**TEXT EXCERPT**

I am also reminded of the response that an aide to President Franklin Roosevelt gave when asked why the administration was acting so quickly and forcefully at the time to put people back to work during the dark days of the Great Depression--I lived in them--when in the long run market forces would eventually do it. The aide, Harry Hopkins, snapped: People do not eat in the long run. They eat every day.

While we do need long-term energy policies to reduce our dependency on foreign energy, we still drive cars every day during the dark days of these soaring gasoline prices. American workers, American consumers, and American small businesses suffer because of the failure of their Government to provide short-term relief.

Here are some suggestions which might provide assistance. The White House could direct the Secretary of Energy to suspend the delivery of oil to the Strategic Petroleum Reserve until market conditions improve. We might consider liberalizing the vehicle depreciation allowance to assist workers who daily commute more than 30 miles one way to work, and $15.5 billion in targeted tax incentives over the next 10 years, including $2 billion to deploy advanced clean coal technologies, would help to strengthen the economy, enhance our Nation's energy resources, promote an array of advanced energy technologies and increase jobs while promoting a healthy government.

Yes, we can do more. We can do plenty. We need an investigation into what is going on and why the people in West Virginia and other States are getting squeezed, why the people in West Virginia and other States are getting gouged, when huge oil companies are enjoying recordbreaking profits. I call on the White House to direct the Federal Trade Commission to review whether speculations in the futures market may be playing a role in driving up gasoline prices. I call for a congressional investigation to ascertain the role of oil companies in setting the steep price that West Virginians and people in other rural States pay at the pump.

Finally, I urge the White House to stop wimping out and to confront OPEC. Press these oil-producing countries to increase oil supply to help stabilize global prices. While running for the Presidency, George Bush promised to get tough with OPEC, especially the Saudis. Now, Mr. President, is the time to do it.

**THE PROBLEM**
Repeat the gasoline prices speech word for word, from "Finally, I urge" to "time to do it.".

**DATASET EXTRACT**
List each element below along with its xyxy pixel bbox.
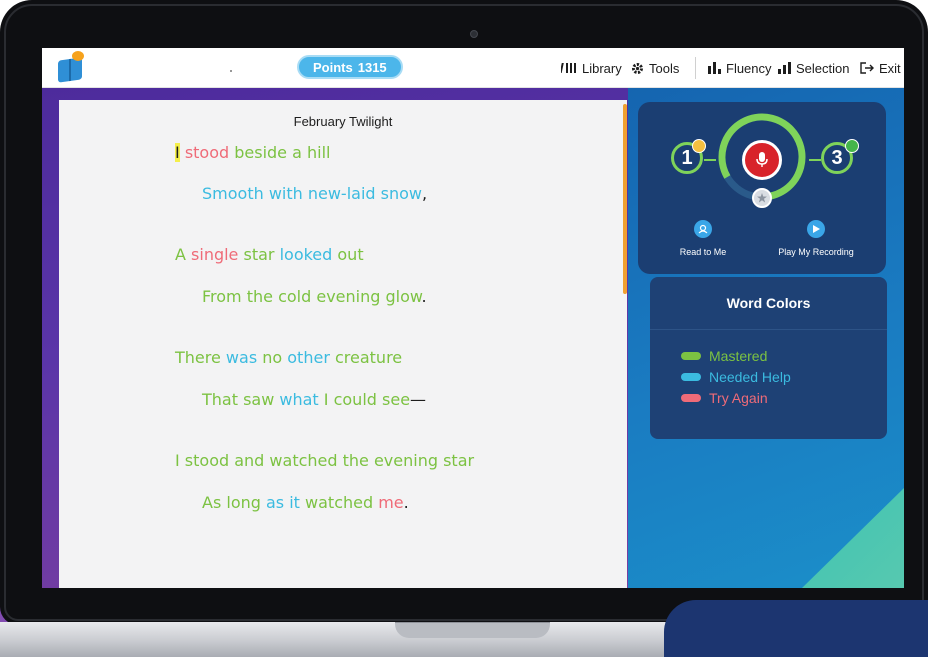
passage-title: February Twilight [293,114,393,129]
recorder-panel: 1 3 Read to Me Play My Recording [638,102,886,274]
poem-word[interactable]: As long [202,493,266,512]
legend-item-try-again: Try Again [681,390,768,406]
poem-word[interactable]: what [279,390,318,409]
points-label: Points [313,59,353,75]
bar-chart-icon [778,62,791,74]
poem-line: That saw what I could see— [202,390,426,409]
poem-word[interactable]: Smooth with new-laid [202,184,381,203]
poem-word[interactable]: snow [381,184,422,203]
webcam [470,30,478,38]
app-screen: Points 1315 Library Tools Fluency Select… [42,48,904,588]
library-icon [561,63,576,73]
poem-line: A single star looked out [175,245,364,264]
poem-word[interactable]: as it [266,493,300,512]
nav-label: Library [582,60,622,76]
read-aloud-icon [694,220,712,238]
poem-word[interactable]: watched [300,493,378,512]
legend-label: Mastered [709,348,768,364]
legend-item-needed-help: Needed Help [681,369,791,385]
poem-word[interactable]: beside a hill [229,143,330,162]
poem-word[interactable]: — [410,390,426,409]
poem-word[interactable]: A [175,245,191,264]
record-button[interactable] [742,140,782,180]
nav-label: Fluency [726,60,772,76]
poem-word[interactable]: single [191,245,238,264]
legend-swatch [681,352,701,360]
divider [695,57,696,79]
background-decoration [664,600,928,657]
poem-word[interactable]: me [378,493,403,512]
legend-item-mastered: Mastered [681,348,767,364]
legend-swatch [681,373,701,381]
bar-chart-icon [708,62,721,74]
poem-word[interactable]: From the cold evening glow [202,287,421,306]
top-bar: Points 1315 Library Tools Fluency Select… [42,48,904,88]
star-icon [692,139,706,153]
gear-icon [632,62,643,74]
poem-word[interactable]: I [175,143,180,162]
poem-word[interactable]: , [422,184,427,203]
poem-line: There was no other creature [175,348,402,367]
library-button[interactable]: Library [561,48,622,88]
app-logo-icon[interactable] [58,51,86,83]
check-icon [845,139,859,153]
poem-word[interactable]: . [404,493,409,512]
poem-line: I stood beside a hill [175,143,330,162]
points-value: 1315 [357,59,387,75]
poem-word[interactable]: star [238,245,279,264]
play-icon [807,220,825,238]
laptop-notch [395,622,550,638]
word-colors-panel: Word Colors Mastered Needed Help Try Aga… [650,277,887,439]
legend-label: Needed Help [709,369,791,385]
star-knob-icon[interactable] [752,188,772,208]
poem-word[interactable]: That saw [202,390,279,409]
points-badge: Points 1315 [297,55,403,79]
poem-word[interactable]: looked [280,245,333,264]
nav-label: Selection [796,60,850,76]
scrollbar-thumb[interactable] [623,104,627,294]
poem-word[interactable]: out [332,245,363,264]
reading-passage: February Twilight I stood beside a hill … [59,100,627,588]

**RESPONSE BELOW**
Finally, I urge the White House to stop wimping out and to confront OPEC. Press these oil-producing countries to increase oil supply to help stabilize global prices. While running for the Presidency, George Bush promised to get tough with OPEC, especially the Saudis. Now, Mr. President, is the time to do it.